◆ **Exercise instructions**
Each line that includes the word "available" counts once; give the total and nothing more.

━━━━━ Record set ━━━━━

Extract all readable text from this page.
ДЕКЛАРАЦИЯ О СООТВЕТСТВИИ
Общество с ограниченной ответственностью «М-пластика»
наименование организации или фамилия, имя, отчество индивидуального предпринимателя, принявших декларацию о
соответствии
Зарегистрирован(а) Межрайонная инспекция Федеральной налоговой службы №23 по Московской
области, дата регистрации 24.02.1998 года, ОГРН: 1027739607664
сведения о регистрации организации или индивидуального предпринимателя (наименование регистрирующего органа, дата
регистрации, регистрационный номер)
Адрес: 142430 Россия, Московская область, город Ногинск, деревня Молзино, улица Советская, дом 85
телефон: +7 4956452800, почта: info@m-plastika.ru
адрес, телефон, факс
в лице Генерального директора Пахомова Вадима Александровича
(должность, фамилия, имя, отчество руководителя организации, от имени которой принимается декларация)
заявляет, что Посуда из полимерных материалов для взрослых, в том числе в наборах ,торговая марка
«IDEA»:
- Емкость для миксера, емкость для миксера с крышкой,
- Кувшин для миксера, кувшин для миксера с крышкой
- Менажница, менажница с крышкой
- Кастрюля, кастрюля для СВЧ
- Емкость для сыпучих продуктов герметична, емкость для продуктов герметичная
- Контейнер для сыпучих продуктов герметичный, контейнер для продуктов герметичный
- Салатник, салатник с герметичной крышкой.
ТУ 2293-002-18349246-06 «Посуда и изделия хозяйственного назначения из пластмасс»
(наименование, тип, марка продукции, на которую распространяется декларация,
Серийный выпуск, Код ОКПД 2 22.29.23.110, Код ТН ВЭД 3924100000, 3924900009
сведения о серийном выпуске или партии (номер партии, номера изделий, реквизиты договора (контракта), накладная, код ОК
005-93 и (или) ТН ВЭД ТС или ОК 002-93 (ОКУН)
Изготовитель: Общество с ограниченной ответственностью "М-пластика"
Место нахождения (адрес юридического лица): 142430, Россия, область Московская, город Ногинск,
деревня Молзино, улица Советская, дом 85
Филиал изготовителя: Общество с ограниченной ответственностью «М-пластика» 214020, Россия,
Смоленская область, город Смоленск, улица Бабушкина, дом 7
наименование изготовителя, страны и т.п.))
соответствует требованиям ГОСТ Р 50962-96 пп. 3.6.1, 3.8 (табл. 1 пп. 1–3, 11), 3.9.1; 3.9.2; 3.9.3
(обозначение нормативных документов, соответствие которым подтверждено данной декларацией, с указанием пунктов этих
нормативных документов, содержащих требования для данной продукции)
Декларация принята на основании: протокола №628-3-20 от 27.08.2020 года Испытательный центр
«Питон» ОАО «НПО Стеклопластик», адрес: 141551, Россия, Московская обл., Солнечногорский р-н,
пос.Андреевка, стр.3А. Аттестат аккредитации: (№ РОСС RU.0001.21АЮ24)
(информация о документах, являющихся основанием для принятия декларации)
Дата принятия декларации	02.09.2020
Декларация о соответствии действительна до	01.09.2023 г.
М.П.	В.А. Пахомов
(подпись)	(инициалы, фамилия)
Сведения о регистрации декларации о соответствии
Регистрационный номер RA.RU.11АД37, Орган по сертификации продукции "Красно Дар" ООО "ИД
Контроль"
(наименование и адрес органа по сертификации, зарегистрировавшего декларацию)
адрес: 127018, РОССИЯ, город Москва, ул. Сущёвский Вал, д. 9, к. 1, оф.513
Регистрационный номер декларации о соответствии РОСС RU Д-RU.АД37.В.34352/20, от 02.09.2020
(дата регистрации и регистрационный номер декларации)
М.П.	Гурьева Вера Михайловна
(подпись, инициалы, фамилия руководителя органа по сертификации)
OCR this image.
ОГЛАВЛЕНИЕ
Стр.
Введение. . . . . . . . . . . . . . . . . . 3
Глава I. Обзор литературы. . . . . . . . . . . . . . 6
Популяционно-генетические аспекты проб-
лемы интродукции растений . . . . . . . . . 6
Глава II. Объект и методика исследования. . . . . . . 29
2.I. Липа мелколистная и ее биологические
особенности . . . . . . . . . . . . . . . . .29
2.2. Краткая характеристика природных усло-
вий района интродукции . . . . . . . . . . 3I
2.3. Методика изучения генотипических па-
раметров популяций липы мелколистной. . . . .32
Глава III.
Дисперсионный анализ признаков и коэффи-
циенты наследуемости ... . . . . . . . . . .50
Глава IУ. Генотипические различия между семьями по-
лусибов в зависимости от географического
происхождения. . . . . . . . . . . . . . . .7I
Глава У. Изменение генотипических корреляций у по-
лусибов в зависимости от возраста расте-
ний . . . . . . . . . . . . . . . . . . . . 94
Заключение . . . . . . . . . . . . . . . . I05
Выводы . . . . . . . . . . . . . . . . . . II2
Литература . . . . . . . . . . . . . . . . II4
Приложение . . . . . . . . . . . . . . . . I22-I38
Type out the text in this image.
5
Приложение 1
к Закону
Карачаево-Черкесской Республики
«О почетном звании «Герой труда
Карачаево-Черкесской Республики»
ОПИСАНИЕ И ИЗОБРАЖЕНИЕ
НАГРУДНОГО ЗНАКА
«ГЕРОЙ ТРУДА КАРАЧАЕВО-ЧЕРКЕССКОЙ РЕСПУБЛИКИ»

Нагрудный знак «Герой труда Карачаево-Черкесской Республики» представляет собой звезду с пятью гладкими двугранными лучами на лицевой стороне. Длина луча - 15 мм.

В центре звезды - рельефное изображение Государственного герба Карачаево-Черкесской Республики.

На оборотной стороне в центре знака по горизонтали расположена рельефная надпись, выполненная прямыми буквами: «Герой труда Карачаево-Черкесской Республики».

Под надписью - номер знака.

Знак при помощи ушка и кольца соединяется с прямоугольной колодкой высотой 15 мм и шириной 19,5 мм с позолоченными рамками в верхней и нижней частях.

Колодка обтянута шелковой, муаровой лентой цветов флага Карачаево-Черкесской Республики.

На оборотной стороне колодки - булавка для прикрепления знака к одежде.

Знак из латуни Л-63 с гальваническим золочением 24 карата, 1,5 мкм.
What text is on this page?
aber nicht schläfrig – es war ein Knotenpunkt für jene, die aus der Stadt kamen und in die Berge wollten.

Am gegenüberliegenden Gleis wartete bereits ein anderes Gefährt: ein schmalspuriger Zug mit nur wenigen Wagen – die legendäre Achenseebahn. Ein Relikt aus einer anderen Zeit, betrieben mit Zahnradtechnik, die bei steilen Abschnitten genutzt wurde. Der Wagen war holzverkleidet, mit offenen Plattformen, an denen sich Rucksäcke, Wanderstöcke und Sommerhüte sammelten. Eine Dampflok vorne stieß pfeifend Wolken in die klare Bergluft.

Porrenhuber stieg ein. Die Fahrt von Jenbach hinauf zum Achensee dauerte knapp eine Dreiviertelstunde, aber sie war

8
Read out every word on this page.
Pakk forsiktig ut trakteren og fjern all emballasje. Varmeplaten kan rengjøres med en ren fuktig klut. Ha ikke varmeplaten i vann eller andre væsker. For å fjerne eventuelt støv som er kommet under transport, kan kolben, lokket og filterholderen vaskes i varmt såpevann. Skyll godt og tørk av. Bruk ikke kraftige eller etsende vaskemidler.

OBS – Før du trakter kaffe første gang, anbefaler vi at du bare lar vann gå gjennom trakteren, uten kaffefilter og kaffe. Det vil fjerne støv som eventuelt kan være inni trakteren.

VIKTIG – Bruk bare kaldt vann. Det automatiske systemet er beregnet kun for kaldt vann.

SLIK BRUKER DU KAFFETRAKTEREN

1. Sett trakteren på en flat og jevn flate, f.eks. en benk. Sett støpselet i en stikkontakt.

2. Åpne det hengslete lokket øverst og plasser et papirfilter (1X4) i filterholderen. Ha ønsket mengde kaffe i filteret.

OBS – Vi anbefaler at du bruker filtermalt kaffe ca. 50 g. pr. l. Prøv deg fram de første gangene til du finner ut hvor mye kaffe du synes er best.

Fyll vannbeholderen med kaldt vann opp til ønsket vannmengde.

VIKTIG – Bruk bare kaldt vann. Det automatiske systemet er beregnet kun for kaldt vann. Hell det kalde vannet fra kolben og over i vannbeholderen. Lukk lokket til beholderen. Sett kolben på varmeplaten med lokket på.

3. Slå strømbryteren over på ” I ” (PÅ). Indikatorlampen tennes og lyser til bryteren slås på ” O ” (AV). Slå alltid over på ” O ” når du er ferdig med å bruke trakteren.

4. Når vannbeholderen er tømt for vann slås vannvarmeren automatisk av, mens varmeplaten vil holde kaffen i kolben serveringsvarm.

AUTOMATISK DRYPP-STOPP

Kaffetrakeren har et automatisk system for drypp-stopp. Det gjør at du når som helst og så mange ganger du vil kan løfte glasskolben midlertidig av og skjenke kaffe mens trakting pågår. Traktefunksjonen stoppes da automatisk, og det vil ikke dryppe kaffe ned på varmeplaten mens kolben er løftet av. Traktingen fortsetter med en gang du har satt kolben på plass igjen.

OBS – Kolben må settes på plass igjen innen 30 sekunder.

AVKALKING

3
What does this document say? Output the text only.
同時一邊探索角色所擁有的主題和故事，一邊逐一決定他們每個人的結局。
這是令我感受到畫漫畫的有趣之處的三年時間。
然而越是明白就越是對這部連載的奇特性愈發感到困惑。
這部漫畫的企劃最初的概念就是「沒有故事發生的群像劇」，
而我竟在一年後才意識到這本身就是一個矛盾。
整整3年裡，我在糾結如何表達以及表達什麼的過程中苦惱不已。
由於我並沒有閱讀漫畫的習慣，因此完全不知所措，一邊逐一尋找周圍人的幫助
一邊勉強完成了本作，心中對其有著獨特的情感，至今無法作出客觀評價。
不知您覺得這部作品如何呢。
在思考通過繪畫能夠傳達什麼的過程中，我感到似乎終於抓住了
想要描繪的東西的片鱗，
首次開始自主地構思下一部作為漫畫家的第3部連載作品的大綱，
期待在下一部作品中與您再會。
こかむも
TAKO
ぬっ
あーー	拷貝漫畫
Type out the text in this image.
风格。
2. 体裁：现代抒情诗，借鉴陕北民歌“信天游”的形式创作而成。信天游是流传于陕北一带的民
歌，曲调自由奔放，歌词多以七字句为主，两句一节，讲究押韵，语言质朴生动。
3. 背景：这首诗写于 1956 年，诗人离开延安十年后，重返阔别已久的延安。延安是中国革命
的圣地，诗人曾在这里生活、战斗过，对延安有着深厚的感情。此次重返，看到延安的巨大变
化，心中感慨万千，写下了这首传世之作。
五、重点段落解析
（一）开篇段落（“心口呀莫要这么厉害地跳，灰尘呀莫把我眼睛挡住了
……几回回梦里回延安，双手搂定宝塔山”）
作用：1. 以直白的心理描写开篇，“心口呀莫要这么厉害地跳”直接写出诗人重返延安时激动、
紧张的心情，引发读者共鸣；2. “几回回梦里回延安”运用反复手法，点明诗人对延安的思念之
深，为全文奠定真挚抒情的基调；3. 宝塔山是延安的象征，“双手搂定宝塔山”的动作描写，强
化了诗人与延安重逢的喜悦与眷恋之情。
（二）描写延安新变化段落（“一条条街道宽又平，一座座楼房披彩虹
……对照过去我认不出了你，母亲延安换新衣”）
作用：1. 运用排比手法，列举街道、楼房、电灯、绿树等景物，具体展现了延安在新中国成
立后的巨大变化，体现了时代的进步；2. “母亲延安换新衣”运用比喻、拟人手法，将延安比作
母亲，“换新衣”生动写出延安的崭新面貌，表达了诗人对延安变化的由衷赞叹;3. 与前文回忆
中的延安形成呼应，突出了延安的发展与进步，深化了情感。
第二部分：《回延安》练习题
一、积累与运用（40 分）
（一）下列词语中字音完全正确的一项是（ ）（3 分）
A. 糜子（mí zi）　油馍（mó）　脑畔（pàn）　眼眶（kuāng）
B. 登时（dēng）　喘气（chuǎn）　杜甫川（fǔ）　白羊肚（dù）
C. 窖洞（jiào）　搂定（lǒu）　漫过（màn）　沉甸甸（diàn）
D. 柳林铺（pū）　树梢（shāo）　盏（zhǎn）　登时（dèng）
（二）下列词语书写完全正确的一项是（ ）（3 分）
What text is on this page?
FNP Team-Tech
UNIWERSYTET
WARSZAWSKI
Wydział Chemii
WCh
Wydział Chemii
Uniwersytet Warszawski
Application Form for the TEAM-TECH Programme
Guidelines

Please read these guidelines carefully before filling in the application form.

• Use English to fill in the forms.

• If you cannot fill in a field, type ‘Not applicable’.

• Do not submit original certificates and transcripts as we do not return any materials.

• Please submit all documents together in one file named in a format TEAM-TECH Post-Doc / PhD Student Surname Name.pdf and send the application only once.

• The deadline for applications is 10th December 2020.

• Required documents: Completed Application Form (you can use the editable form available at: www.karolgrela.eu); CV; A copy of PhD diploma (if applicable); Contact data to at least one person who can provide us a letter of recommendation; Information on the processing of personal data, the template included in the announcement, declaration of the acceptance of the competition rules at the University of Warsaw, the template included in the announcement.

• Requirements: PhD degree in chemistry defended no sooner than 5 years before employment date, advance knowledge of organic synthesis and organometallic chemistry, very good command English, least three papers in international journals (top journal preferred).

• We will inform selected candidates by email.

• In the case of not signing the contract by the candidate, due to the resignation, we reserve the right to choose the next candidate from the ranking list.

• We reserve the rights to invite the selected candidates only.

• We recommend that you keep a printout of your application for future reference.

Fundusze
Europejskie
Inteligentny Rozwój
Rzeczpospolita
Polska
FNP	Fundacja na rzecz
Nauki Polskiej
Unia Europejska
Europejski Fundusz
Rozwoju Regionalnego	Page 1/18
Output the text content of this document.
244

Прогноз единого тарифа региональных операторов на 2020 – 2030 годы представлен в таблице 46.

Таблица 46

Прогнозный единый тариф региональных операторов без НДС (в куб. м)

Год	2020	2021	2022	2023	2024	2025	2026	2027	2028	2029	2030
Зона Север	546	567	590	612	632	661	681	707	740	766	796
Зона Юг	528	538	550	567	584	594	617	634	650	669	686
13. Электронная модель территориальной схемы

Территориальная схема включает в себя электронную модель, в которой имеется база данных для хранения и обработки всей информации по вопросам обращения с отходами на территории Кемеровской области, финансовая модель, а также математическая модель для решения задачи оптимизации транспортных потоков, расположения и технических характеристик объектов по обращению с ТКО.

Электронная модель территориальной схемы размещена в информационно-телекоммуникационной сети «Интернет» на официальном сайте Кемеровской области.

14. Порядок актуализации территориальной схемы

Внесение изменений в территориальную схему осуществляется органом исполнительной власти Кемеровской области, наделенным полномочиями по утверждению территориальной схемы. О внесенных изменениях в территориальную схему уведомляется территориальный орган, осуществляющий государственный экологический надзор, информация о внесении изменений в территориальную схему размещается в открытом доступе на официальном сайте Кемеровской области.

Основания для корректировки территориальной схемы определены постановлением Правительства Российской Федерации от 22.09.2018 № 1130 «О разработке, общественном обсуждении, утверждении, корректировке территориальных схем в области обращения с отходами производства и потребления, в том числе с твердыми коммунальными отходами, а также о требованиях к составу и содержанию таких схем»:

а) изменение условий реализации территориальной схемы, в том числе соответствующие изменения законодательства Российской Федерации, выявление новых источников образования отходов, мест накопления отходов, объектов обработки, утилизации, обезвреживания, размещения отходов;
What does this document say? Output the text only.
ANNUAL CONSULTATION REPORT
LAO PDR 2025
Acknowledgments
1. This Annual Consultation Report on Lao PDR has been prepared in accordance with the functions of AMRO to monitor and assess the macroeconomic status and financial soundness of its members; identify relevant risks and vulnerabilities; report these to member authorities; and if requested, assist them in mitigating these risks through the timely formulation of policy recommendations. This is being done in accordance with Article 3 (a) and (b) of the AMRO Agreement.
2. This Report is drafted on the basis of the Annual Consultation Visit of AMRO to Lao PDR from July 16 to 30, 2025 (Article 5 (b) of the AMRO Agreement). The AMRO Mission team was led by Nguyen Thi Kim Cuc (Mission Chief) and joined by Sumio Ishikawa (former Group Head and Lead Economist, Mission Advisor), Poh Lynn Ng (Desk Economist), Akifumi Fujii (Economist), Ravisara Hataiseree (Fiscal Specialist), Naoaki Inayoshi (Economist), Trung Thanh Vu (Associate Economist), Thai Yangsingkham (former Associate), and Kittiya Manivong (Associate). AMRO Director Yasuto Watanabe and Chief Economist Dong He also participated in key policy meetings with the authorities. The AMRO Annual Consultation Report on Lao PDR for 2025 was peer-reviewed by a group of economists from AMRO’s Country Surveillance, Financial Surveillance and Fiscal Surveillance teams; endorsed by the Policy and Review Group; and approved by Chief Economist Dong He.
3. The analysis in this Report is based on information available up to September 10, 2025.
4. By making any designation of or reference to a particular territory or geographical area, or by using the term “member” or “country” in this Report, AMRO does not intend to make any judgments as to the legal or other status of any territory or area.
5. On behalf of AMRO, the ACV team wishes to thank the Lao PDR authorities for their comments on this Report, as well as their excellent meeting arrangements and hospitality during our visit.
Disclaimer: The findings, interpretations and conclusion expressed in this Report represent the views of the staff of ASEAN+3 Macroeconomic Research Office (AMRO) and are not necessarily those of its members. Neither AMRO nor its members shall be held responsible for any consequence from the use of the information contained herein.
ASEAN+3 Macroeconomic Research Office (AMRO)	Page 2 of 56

━━━━━

◆ **Exercise solution**
2